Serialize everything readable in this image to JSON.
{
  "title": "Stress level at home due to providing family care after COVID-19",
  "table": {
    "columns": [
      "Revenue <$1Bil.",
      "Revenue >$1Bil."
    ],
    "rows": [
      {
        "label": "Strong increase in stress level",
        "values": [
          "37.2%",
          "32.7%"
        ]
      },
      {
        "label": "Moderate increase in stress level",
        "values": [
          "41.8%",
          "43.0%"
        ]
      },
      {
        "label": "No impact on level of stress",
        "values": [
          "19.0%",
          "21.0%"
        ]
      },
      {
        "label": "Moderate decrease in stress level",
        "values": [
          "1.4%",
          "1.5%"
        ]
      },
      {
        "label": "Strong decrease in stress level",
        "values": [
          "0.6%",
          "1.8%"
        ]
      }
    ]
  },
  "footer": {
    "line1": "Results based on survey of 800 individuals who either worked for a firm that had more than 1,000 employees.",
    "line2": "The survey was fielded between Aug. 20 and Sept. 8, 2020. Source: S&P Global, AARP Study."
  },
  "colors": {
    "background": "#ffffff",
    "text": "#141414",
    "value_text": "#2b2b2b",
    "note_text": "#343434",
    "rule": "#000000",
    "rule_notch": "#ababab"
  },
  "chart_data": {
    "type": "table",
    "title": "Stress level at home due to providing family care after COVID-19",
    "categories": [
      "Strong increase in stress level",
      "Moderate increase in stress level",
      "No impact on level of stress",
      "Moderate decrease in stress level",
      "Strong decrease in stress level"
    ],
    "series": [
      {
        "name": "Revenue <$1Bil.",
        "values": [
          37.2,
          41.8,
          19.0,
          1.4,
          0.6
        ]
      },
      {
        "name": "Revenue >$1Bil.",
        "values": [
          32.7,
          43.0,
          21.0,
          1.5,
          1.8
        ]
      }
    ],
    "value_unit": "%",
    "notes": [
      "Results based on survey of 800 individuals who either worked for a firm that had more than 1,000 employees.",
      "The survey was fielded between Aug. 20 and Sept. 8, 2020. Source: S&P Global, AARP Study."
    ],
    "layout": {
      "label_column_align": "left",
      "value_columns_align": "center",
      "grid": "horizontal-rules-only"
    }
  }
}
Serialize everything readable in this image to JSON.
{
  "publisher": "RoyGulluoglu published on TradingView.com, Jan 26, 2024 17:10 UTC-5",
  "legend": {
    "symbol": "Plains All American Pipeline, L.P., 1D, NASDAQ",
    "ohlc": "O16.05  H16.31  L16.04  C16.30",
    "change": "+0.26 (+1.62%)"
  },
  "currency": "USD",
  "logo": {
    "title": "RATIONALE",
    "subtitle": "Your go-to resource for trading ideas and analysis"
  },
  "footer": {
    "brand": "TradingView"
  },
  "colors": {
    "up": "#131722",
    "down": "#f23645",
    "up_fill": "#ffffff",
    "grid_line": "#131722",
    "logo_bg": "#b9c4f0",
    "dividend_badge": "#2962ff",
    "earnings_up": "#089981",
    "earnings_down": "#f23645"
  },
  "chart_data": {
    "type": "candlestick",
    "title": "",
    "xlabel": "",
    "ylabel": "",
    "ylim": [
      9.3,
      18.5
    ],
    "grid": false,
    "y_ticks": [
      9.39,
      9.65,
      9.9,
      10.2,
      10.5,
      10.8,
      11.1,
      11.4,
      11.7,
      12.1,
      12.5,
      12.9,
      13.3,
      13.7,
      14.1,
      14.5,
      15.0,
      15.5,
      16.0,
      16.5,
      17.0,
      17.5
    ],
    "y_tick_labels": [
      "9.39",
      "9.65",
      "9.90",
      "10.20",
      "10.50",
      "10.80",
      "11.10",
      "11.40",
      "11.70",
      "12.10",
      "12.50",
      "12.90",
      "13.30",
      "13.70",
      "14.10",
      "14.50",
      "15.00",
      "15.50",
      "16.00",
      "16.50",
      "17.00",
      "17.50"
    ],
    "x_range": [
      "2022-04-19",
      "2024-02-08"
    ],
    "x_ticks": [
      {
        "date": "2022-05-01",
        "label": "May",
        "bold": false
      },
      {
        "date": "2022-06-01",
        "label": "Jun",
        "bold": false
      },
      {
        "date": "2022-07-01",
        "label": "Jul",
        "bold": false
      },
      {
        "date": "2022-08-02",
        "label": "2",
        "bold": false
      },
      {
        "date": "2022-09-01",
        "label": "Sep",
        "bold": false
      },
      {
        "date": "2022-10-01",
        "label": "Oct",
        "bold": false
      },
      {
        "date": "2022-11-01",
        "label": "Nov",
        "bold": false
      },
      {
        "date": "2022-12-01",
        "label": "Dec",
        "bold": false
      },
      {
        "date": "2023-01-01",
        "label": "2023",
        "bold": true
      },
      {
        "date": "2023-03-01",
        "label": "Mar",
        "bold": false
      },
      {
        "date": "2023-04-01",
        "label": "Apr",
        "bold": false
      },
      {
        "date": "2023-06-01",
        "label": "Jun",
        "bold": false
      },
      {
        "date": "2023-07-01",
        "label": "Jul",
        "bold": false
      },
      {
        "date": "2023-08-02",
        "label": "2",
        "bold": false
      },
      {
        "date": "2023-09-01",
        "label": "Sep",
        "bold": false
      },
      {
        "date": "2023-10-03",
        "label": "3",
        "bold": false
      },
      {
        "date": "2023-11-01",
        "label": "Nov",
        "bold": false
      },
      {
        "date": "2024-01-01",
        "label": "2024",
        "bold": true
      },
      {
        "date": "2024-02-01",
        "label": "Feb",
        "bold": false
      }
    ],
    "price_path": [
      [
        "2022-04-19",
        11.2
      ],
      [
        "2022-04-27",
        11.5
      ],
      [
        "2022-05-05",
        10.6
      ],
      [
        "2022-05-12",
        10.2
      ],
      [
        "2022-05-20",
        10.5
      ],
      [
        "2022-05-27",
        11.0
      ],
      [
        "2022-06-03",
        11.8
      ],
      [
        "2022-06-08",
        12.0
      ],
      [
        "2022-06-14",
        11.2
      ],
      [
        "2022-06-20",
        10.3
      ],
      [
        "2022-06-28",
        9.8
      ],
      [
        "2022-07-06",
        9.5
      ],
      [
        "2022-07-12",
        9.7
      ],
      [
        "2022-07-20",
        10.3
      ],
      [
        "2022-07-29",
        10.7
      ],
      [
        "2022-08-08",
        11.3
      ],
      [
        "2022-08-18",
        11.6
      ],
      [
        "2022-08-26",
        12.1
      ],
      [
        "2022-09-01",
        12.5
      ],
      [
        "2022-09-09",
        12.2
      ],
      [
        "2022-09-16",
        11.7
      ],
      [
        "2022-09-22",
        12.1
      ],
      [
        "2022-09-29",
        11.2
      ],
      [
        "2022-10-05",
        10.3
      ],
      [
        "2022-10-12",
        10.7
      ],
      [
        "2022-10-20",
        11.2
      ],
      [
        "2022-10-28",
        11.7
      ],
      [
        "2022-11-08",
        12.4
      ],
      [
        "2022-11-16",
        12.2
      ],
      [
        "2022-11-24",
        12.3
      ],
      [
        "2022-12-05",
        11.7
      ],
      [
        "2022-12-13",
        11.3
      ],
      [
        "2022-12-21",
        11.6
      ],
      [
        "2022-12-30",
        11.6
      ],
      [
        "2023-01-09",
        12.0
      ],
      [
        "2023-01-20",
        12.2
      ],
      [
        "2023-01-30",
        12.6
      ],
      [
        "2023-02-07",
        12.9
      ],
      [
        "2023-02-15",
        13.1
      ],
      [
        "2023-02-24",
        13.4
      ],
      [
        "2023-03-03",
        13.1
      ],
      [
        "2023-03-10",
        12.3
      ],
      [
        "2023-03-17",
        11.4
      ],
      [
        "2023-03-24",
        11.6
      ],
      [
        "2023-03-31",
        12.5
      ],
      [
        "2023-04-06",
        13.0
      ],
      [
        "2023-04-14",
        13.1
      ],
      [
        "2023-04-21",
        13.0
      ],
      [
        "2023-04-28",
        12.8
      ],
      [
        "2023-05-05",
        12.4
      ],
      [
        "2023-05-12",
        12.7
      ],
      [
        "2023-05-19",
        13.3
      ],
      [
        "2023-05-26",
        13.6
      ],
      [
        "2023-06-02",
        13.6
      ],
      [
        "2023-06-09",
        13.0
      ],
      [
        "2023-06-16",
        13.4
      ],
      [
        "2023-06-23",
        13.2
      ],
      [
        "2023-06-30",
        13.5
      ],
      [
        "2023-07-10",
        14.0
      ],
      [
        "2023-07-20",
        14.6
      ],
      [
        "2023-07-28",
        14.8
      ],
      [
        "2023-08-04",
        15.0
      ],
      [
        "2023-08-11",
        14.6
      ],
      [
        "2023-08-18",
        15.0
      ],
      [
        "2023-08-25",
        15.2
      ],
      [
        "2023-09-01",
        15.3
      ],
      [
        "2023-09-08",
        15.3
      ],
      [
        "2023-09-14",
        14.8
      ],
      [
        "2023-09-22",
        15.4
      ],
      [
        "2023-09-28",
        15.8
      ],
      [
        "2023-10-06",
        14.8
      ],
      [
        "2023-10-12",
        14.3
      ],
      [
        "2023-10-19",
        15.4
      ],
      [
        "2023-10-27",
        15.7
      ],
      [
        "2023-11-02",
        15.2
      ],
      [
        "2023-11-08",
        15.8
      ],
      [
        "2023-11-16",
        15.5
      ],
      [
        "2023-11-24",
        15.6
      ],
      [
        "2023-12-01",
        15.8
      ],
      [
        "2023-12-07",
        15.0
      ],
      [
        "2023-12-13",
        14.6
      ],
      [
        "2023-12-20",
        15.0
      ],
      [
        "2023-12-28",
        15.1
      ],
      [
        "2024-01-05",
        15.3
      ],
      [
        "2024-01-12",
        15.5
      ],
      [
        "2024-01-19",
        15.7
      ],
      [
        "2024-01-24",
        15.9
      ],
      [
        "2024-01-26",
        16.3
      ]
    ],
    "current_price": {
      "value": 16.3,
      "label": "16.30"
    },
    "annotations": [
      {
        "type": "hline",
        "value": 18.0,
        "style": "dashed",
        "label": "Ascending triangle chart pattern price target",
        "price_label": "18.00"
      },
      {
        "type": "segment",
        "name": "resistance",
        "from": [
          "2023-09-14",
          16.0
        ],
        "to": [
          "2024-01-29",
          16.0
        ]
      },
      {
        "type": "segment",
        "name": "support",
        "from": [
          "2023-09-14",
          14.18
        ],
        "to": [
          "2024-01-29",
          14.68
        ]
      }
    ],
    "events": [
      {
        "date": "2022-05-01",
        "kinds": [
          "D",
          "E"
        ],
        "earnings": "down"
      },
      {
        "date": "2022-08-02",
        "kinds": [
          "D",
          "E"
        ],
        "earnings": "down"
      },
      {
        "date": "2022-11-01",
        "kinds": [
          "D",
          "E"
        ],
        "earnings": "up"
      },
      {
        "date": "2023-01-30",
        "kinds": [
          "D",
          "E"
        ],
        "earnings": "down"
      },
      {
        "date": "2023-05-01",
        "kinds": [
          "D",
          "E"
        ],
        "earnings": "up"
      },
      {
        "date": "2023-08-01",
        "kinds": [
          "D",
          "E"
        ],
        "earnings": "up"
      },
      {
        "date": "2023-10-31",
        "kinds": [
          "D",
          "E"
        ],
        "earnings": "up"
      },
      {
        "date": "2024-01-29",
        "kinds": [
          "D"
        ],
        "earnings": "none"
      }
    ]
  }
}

## EXERCISE DETAILS
All lines in the data that contain the word "based" should be copied.

## EXPECTED OUTPUT
    "line1": "Results based on survey of 800 individuals who either worked for a firm that had more than 1,000 employees.",
      "Results based on survey of 800 individuals who either worked for a firm that had more than 1,000 employees.",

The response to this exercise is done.